## TASK DIRECTIONS:
Where a line contains the string "CMYK", copy that line.
[start STORED ROWS]
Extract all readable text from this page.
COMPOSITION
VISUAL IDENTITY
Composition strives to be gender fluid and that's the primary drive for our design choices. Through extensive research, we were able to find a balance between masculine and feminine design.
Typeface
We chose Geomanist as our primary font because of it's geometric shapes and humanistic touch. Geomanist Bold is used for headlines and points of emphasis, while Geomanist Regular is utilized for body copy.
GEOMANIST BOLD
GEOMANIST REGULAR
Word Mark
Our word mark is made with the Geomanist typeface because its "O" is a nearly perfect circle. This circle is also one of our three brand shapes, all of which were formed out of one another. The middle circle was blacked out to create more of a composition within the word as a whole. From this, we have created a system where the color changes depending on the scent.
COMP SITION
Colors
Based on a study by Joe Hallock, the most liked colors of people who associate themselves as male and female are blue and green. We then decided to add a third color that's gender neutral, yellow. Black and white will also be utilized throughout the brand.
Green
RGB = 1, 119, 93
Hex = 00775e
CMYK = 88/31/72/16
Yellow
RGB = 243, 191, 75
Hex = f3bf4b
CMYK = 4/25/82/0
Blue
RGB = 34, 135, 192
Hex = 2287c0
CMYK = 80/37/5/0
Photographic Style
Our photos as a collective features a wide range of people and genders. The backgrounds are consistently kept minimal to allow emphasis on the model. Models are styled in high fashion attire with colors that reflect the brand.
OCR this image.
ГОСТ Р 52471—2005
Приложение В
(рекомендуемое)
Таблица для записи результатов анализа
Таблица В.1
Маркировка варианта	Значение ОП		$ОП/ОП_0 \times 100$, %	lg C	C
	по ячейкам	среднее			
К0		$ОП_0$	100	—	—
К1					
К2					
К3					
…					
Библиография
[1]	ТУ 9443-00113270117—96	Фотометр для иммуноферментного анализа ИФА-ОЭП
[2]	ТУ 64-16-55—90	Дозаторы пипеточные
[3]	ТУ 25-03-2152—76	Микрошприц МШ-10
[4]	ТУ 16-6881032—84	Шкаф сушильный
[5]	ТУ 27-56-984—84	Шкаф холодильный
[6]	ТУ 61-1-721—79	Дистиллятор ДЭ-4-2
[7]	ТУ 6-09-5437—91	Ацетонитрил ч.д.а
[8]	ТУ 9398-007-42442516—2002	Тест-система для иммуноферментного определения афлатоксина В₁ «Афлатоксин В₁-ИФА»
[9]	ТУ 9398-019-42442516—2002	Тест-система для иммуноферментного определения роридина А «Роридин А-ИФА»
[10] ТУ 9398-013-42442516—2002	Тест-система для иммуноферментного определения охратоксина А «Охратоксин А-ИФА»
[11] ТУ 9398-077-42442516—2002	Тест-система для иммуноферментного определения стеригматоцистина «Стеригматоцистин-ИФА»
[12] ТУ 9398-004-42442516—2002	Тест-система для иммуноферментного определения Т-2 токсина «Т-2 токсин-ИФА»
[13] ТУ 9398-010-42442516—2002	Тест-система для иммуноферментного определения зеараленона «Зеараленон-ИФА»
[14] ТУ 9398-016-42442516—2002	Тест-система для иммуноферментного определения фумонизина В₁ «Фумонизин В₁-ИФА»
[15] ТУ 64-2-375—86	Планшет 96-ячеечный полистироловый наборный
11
[end STORED ROWS]
## FULL RESPONSE:
CMYK = 88/31/72/16
CMYK = 4/25/82/0
CMYK = 80/37/5/0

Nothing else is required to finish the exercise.